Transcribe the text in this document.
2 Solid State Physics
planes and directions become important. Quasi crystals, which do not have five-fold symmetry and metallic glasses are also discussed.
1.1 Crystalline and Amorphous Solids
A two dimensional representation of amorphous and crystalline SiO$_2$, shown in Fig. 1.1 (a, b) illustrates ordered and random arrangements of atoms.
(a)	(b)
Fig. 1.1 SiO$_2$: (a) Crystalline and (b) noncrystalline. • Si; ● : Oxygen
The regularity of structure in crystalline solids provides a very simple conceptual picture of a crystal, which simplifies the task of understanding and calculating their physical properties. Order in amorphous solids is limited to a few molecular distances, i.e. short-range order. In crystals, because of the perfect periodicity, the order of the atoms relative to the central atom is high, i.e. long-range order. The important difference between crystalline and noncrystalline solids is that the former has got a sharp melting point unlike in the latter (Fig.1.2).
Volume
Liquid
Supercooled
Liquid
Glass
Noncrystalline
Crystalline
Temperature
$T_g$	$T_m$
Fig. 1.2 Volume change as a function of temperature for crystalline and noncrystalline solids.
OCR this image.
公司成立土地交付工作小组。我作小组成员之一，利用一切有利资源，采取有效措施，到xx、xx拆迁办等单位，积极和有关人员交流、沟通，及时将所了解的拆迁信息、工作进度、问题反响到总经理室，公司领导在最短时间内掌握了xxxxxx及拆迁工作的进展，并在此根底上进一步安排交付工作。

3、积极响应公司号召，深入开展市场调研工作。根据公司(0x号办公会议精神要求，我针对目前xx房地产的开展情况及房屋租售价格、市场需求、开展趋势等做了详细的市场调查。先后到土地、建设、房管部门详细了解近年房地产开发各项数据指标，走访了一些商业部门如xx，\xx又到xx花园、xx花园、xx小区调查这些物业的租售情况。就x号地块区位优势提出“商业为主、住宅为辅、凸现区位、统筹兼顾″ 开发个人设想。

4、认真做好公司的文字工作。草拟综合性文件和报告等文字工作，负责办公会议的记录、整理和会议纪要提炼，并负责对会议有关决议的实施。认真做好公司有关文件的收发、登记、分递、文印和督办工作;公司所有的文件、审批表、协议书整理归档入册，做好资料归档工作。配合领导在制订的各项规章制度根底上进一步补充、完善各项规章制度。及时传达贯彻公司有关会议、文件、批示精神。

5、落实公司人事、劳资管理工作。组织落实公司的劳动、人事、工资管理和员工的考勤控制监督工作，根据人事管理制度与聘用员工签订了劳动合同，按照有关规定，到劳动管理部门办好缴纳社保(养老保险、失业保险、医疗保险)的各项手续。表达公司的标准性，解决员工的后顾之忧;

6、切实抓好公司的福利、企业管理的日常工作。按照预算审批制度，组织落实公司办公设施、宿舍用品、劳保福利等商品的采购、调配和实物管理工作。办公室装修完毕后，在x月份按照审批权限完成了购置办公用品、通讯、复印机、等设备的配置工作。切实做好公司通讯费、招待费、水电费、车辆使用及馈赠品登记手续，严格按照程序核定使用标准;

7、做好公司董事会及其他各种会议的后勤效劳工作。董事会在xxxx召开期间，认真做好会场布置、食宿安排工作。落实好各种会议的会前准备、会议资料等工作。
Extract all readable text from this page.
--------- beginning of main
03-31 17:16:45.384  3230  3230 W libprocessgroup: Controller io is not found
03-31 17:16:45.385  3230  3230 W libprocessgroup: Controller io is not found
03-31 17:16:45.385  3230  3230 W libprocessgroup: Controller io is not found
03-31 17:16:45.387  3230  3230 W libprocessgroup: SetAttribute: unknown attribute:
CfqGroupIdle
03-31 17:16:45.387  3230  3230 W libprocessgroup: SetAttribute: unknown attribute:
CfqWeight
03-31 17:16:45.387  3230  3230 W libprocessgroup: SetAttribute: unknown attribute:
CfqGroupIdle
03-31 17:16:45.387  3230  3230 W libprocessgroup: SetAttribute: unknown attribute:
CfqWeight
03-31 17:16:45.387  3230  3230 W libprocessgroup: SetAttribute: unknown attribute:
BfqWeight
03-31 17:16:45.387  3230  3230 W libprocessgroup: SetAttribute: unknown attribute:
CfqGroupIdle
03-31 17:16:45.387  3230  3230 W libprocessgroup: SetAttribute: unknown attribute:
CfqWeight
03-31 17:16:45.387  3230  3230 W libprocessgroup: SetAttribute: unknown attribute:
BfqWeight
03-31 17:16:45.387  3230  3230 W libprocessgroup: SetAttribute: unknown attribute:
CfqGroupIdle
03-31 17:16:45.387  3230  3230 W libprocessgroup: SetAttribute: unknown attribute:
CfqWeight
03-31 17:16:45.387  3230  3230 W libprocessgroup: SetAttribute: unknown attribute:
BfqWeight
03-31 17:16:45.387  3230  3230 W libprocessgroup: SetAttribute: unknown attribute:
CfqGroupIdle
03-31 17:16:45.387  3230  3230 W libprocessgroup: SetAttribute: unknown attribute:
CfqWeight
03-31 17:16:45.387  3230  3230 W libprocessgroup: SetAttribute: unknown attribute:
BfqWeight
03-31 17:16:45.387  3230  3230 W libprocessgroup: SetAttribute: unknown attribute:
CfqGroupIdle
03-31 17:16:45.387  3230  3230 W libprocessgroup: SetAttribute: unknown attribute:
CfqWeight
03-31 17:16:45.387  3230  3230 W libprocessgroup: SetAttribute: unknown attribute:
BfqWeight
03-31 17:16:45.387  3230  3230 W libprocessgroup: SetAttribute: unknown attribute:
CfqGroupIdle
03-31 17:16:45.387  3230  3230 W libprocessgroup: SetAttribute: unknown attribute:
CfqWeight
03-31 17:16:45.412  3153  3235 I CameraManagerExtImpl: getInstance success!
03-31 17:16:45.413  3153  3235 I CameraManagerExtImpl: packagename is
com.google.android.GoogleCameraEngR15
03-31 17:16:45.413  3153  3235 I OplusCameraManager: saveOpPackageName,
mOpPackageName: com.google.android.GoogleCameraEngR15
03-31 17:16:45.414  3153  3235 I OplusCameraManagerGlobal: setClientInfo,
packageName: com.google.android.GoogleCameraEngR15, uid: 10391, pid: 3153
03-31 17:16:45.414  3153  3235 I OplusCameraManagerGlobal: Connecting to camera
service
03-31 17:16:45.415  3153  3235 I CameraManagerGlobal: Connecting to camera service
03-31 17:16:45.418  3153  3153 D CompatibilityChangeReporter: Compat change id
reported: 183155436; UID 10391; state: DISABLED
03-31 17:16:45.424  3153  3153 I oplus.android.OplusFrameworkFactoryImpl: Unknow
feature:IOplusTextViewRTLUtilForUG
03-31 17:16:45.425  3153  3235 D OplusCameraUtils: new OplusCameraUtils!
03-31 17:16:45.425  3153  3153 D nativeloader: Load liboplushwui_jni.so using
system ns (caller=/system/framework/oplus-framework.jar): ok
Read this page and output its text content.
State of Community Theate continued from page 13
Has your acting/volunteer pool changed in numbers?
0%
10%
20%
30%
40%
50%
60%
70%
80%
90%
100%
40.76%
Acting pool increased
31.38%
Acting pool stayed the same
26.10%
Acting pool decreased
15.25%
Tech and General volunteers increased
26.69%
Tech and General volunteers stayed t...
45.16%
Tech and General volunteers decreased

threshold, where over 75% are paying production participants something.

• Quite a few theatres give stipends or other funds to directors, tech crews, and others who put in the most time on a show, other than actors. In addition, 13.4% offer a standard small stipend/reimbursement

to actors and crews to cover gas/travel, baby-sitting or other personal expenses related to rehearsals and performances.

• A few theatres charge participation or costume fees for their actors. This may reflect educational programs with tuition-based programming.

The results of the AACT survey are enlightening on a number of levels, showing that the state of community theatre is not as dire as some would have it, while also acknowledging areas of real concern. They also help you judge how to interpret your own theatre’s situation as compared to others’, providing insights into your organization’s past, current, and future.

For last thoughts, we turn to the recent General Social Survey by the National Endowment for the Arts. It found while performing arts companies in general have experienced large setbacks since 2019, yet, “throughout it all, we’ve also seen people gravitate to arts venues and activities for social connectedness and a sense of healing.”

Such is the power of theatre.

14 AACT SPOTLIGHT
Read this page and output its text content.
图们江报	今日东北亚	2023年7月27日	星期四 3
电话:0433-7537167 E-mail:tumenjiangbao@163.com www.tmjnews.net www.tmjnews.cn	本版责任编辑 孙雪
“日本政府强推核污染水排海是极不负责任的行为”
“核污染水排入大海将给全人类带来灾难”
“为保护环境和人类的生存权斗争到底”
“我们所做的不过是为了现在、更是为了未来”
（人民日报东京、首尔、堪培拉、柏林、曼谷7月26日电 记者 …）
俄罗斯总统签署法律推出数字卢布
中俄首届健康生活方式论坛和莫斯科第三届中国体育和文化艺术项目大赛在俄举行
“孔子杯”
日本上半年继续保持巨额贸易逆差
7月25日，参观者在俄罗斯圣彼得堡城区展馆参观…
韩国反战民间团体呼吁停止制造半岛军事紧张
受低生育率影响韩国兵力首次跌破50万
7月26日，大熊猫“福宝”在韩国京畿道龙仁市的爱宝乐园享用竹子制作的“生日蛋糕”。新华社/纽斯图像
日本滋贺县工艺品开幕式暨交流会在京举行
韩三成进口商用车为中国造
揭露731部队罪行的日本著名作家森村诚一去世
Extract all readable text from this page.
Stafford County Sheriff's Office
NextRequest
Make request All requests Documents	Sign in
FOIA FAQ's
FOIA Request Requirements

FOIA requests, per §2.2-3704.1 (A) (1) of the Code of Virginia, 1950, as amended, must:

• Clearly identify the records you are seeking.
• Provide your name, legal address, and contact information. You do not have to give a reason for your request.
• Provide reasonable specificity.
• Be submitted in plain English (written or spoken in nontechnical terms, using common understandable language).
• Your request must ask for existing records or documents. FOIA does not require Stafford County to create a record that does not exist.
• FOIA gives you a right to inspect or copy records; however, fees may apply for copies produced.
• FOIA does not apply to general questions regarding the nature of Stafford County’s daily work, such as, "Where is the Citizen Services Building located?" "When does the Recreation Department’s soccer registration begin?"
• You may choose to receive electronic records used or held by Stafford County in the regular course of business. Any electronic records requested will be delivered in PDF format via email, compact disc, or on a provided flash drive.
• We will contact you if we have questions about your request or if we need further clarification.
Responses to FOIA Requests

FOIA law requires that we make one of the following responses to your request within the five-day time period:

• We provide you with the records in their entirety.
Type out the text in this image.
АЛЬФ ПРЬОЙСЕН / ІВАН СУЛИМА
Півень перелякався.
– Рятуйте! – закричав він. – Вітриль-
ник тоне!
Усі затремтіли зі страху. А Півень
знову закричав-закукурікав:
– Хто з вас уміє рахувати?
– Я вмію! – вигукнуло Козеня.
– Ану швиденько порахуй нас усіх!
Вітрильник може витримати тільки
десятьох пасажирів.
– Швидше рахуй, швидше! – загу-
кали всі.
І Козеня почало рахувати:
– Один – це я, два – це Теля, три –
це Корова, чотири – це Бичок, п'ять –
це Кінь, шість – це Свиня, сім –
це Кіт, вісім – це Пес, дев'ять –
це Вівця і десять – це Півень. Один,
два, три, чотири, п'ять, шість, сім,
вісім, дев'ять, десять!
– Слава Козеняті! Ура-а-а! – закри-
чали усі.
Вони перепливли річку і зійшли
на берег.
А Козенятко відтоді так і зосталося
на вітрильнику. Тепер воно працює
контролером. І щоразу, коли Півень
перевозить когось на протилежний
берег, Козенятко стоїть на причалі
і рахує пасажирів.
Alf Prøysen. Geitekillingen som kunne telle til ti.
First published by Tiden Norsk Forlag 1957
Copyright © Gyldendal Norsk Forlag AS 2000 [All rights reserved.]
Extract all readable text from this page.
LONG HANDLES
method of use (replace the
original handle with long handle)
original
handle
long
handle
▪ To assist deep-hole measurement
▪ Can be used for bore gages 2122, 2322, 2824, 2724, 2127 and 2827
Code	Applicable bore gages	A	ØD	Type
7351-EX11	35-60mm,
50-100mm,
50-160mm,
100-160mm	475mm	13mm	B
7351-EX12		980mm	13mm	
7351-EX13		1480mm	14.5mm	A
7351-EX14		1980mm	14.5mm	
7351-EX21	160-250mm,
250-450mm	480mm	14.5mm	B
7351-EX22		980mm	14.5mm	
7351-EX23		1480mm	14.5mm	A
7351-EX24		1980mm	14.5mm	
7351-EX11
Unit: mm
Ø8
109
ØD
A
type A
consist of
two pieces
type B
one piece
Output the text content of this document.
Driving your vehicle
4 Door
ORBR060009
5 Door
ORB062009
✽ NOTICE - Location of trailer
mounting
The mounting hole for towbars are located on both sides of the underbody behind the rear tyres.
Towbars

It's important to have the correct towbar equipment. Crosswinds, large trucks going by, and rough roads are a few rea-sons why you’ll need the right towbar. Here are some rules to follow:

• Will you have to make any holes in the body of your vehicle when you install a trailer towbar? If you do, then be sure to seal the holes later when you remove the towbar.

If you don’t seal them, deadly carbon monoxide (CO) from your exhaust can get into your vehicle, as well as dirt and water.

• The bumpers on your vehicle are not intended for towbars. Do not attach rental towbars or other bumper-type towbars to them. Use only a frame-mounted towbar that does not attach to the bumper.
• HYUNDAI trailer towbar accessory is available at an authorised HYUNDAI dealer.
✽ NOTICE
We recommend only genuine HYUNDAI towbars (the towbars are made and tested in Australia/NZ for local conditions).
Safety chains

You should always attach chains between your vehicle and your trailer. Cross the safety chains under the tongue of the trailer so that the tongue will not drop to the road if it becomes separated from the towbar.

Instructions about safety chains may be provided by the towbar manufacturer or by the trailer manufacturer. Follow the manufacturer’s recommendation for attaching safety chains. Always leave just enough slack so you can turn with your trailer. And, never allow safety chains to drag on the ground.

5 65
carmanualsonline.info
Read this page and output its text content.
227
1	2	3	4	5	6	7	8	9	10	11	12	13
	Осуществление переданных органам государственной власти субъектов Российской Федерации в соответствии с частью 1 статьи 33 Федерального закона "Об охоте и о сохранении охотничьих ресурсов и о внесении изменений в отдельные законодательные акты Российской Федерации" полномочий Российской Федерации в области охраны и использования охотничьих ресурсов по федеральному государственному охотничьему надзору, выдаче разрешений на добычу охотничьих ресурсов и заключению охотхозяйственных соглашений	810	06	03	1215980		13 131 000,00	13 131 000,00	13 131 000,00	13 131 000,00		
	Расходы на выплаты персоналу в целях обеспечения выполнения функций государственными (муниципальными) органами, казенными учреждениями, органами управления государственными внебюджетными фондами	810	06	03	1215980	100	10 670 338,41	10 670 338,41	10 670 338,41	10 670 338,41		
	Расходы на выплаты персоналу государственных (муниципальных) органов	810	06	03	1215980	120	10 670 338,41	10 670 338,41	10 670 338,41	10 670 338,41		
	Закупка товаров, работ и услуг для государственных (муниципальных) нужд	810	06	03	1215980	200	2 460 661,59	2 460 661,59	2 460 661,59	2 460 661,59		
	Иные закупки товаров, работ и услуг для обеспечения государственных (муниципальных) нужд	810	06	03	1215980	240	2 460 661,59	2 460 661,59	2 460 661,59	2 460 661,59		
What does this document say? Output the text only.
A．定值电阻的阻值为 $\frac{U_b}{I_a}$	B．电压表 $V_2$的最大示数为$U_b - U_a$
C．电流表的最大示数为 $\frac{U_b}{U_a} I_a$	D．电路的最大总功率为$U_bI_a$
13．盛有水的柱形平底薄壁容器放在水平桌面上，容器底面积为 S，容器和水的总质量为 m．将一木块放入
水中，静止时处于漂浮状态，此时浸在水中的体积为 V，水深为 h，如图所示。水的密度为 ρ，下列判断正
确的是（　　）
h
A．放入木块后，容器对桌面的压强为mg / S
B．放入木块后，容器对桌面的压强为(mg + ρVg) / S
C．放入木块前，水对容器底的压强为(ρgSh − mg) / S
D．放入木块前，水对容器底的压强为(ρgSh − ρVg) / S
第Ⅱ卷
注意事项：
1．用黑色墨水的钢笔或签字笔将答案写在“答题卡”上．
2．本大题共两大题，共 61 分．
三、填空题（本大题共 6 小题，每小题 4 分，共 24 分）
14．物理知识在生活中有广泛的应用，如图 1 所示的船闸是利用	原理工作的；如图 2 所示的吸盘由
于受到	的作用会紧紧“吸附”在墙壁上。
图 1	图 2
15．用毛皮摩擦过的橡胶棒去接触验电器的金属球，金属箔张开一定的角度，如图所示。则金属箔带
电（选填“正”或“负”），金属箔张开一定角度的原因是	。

------------

# Problem to work on
Select every line in the records above that contains the word "apply".

# Correct answer
• FOIA gives you a right to inspect or copy records; however, fees may apply for copies produced.
• FOIA does not apply to general questions regarding the nature of Stafford County’s daily work, such as, "Where is the Citizen Services Building located?" "When does the Recreation Department’s soccer registration begin?"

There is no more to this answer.